━━ Dataset

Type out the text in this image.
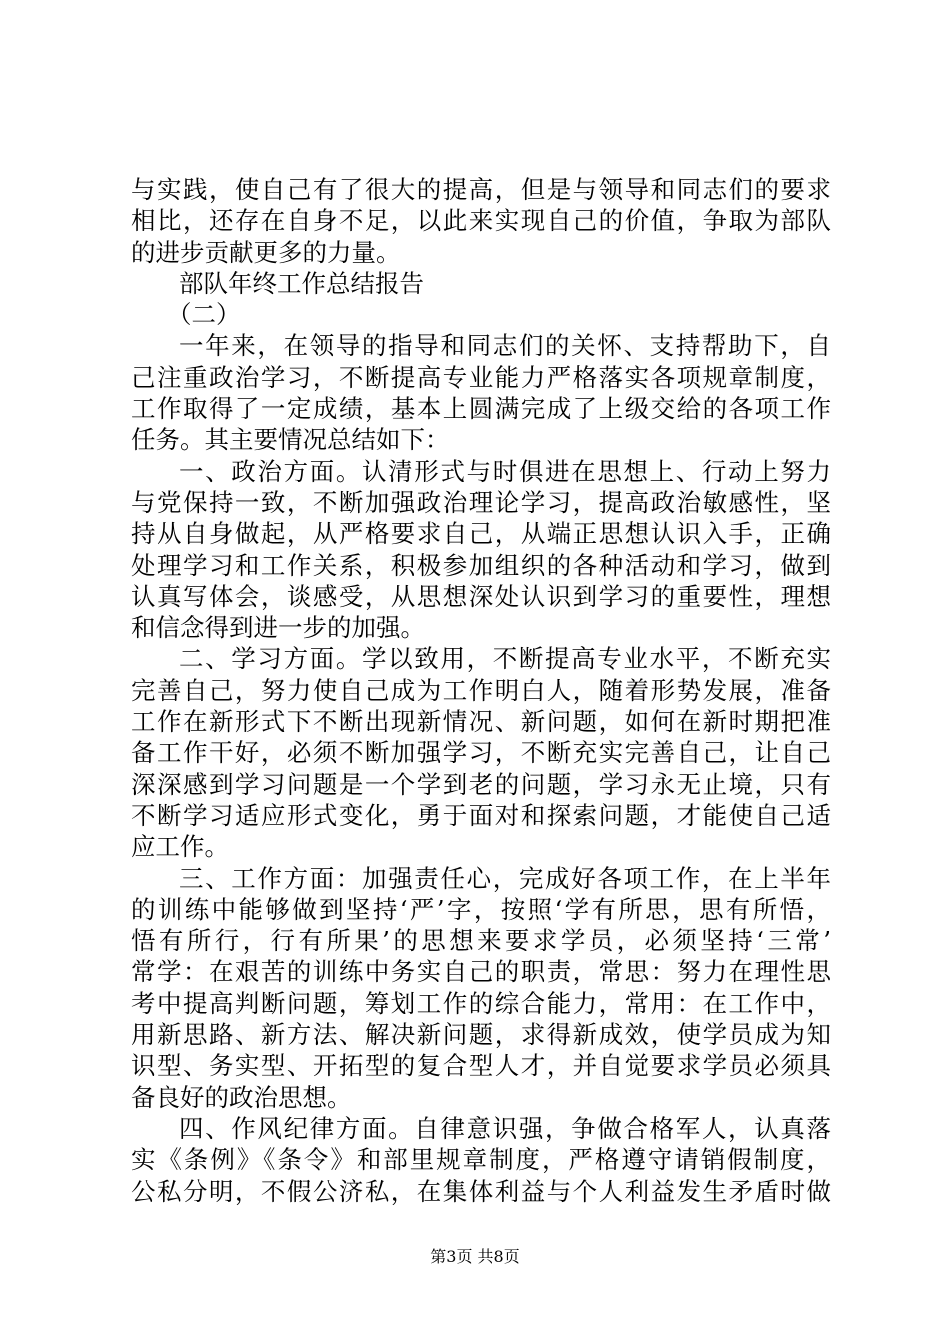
与实践，使自己有了很大的提高，但是与领导和同志们的要求
相比，还存在自身不足，以此来实现自己的价值，争取为部队
的进步贡献更多的力量。
部队年终工作总结报告
（二）
一年来，在领导的指导和同志们的关怀、支持帮助下，自
己注重政治学习，不断提高专业能力严格落实各项规章制度，
工作取得了一定成绩，基本上圆满完成了上级交给的各项工作
任务。其主要情况总结如下：
一、政治方面。认清形式与时俱进在思想上、行动上努力
与党保持一致，不断加强政治理论学习，提高政治敏感性，坚
持从自身做起，从严格要求自己，从端正思想认识入手，正确
处理学习和工作关系，积极参加组织的各种活动和学习，做到
认真写体会，谈感受，从思想深处认识到学习的重要性，理想
和信念得到进一步的加强。
二、学习方面。学以致用，不断提高专业水平，不断充实
完善自己，努力使自己成为工作明白人，随着形势发展，准备
工作在新形式下不断出现新情况、新问题，如何在新时期把准
备工作干好，必须不断加强学习，不断充实完善自己，让自己
深深感到学习问题是一个学到老的问题，学习永无止境，只有
不断学习适应形式变化，勇于面对和探索问题，才能使自己适
应工作。
三、工作方面：加强责任心，完成好各项工作，在上半年
的训练中能够做到坚持‘严’字，按照‘学有所思，思有所悟，
悟有所行，行有所果’的思想来要求学员，必须坚持‘三常’
常学：在艰苦的训练中务实自己的职责，常思：努力在理性思
考中提高判断问题，筹划工作的综合能力，常用：在工作中，
用新思路、新方法、解决新问题，求得新成效，使学员成为知
识型、务实型、开拓型的复合型人才，并自觉要求学员必须具
备良好的政治思想。
四、作风纪律方面。自律意识强，争做合格军人，认真落
实《条例》《条令》和部里规章制度，严格遵守请销假制度，
公私分明，不假公济私，在集体利益与个人利益发生矛盾时做
第3页 共8页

━━━━

Without the pictures, write out all of the material exactly.

Type out the text in this image.
与实践，使自己有了很大的提高，但是与领导和同志们的要求
相比，还存在自身不足，以此来实现自己的价值，争取为部队
的进步贡献更多的力量。
部队年终工作总结报告
（二）
一年来，在领导的指导和同志们的关怀、支持帮助下，自
己注重政治学习，不断提高专业能力严格落实各项规章制度，
工作取得了一定成绩，基本上圆满完成了上级交给的各项工作
任务。其主要情况总结如下：
一、政治方面。认清形式与时俱进在思想上、行动上努力
与党保持一致，不断加强政治理论学习，提高政治敏感性，坚
持从自身做起，从严格要求自己，从端正思想认识入手，正确
处理学习和工作关系，积极参加组织的各种活动和学习，做到
认真写体会，谈感受，从思想深处认识到学习的重要性，理想
和信念得到进一步的加强。
二、学习方面。学以致用，不断提高专业水平，不断充实
完善自己，努力使自己成为工作明白人，随着形势发展，准备
工作在新形式下不断出现新情况、新问题，如何在新时期把准
备工作干好，必须不断加强学习，不断充实完善自己，让自己
深深感到学习问题是一个学到老的问题，学习永无止境，只有
不断学习适应形式变化，勇于面对和探索问题，才能使自己适
应工作。
三、工作方面：加强责任心，完成好各项工作，在上半年
的训练中能够做到坚持‘严’字，按照‘学有所思，思有所悟，
悟有所行，行有所果’的思想来要求学员，必须坚持‘三常’
常学：在艰苦的训练中务实自己的职责，常思：努力在理性思
考中提高判断问题，筹划工作的综合能力，常用：在工作中，
用新思路、新方法、解决新问题，求得新成效，使学员成为知
识型、务实型、开拓型的复合型人才，并自觉要求学员必须具
备良好的政治思想。
四、作风纪律方面。自律意识强，争做合格军人，认真落
实《条例》《条令》和部里规章制度，严格遵守请销假制度，
公私分明，不假公济私，在集体利益与个人利益发生矛盾时做
第3页 共8页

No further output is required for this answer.